### GIVEN TASK
In the data below, find every line with the string "extent" and pull it out.

### EXERCISE INPUT

◇ ◇ ◇ ◇ ◇ ◇ ◇

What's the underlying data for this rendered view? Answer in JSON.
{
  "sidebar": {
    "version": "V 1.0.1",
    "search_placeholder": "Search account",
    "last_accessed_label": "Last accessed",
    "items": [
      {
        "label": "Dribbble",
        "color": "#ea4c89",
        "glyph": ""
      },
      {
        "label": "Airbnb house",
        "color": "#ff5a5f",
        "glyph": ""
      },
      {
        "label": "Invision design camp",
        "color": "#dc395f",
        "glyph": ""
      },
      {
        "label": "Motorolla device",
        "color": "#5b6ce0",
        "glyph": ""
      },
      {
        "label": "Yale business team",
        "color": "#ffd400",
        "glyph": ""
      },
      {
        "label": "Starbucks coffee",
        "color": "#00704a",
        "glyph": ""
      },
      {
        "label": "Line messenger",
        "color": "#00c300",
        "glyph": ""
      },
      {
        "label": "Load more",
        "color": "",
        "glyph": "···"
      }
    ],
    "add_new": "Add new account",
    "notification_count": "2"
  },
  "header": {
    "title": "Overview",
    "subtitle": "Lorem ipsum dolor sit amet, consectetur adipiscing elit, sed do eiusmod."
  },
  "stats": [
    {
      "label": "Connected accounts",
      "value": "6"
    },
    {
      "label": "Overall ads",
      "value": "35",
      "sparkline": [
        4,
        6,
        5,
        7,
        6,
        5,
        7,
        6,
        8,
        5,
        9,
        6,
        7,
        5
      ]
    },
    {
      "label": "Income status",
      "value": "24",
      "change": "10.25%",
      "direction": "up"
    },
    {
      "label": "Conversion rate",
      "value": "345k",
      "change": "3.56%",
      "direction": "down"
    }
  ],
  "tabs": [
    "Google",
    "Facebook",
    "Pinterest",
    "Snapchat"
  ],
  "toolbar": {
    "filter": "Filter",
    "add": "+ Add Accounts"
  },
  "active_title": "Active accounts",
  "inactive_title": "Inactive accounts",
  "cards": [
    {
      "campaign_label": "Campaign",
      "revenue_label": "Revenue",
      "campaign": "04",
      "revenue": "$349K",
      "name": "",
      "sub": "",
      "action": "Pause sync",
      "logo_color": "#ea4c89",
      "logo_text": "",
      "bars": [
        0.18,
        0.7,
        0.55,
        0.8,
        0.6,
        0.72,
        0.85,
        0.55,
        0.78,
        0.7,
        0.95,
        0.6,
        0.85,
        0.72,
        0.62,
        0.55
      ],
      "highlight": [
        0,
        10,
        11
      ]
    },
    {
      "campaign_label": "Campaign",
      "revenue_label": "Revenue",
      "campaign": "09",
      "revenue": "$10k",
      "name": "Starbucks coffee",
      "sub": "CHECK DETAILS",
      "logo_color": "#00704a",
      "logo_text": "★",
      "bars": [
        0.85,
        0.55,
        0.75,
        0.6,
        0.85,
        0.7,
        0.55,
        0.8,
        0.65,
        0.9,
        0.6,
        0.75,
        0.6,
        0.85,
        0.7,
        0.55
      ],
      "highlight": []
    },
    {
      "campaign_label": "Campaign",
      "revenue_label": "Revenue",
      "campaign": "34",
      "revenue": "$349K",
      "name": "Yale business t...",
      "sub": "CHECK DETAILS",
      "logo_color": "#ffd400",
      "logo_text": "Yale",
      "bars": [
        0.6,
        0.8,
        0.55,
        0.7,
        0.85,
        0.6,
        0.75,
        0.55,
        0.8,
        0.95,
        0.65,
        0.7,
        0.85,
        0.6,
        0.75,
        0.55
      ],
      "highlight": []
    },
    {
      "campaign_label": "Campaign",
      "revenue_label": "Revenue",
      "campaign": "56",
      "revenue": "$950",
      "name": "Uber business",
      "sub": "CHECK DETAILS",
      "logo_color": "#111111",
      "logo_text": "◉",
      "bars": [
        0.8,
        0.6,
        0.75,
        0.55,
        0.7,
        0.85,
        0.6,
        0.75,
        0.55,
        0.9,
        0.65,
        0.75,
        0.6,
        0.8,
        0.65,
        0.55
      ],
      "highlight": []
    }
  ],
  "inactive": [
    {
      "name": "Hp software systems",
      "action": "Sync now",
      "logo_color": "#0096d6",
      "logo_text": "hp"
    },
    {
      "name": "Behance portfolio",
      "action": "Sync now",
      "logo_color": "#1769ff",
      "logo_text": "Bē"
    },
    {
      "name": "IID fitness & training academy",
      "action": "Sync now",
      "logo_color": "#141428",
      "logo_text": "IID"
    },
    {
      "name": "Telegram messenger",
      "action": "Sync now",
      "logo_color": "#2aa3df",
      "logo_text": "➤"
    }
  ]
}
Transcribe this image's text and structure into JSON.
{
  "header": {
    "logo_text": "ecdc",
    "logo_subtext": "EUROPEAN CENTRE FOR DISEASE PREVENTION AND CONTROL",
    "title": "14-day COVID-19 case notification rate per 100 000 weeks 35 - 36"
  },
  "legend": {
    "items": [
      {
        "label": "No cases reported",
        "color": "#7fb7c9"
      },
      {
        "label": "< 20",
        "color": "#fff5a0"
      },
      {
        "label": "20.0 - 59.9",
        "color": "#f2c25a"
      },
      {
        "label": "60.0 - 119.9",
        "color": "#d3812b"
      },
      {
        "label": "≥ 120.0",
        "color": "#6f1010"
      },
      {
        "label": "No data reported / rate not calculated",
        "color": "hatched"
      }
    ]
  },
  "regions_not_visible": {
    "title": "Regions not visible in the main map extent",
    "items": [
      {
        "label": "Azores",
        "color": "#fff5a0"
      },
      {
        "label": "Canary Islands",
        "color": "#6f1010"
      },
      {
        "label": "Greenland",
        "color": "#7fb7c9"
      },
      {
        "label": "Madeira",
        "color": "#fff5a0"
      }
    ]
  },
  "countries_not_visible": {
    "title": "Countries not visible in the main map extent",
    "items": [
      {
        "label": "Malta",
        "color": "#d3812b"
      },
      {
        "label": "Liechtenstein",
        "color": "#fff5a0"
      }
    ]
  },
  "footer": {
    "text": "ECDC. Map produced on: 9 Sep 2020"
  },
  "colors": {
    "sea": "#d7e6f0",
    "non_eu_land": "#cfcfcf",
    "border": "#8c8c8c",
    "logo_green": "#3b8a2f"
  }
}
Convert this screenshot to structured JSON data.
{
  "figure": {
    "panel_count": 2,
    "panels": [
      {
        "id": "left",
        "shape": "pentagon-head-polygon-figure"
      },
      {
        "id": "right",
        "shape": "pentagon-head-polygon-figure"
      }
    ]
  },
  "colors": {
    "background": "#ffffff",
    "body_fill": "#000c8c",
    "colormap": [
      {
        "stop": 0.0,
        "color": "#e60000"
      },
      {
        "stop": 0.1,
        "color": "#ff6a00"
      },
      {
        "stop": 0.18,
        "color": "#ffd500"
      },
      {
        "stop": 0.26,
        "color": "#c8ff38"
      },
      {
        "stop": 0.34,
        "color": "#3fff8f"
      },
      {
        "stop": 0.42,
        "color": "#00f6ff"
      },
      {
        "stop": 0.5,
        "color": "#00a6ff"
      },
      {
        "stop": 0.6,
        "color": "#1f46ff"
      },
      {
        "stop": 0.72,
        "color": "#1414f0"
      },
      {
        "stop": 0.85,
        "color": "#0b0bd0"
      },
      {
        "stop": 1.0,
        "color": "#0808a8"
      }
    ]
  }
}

◇ ◇ ◇ ◇ ◇ ◇ ◇

### ANSWER BELOW
    "title": "Regions not visible in the main map extent",
    "title": "Countries not visible in the main map extent",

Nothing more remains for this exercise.